### [REQUIREMENTS]
Track down every line below that holds "text" and copy it.

___ GIVEN RECORDS ___

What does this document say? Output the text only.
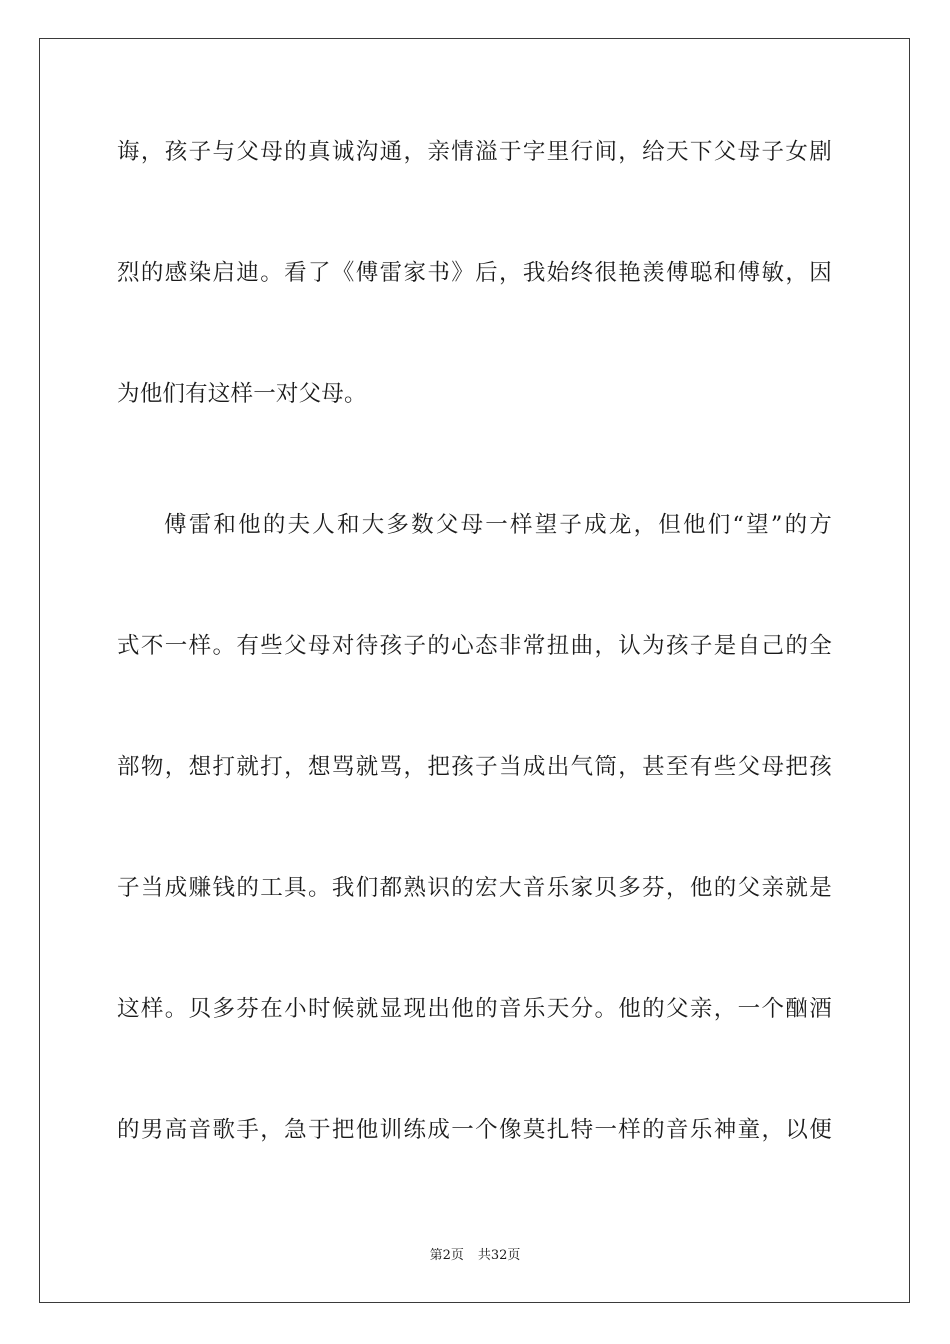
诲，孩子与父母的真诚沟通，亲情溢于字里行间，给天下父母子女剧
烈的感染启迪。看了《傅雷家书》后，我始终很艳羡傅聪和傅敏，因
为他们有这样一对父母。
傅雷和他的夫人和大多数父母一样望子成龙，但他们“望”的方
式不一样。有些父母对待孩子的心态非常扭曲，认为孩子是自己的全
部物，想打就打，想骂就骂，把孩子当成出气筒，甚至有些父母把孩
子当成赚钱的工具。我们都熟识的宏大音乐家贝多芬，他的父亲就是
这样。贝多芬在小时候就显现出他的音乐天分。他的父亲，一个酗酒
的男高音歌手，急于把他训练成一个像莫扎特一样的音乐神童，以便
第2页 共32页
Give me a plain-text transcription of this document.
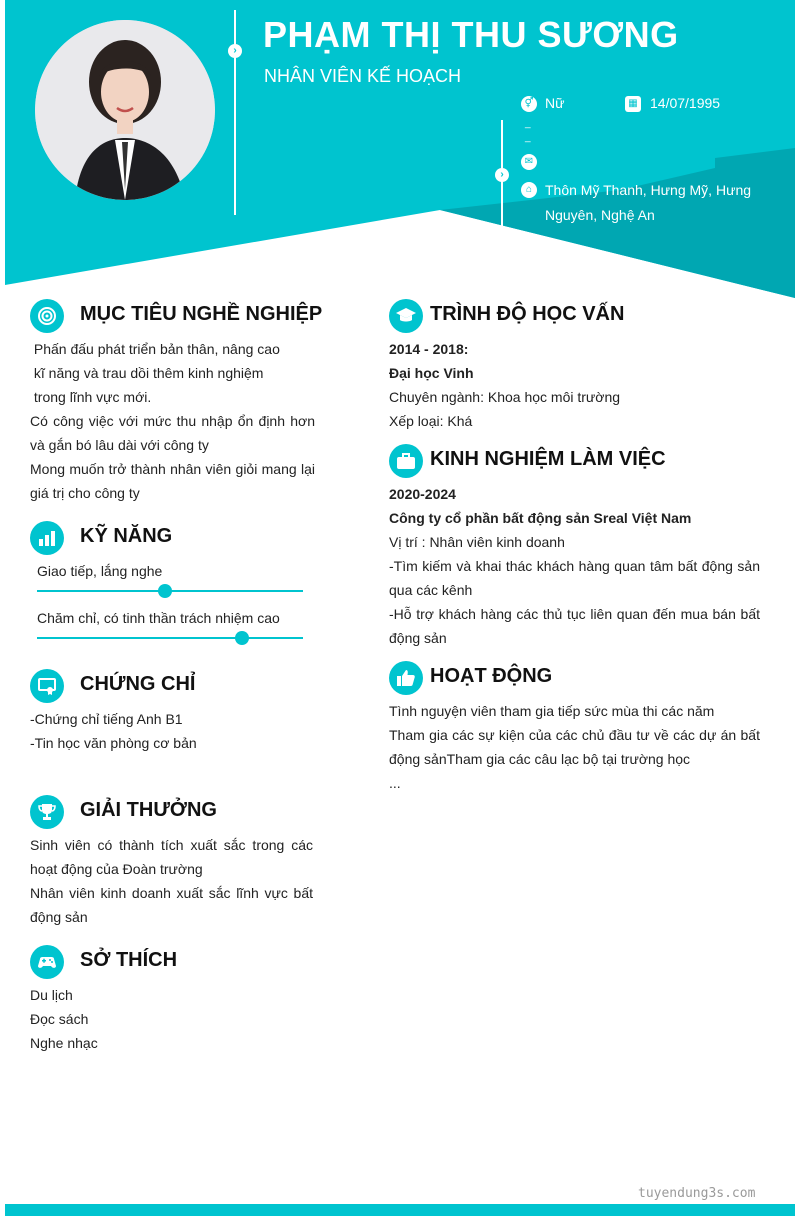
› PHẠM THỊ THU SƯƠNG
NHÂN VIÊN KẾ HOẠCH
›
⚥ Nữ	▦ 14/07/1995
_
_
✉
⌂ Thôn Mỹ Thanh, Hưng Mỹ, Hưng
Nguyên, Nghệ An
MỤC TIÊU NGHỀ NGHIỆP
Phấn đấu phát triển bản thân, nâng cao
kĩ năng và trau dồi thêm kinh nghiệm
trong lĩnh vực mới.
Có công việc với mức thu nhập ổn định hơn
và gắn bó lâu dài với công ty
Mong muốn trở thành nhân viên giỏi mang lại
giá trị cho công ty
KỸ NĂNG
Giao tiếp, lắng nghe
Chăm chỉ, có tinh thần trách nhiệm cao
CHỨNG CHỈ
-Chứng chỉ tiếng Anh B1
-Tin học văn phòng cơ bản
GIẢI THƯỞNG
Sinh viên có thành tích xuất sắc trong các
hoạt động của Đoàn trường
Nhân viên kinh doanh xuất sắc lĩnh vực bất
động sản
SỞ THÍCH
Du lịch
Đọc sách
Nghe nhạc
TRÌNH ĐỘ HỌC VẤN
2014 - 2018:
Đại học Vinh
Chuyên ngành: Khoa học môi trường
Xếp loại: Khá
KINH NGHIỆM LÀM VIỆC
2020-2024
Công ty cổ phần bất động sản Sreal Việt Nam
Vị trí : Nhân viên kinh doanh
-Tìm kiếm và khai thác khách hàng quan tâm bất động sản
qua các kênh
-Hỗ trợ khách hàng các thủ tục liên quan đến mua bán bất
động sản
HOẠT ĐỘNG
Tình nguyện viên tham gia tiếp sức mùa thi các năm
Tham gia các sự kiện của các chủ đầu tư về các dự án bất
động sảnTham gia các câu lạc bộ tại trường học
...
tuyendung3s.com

___

### [TASK SOLUTION]
What does this document say? Output the text only.
Give me a plain-text transcription of this document.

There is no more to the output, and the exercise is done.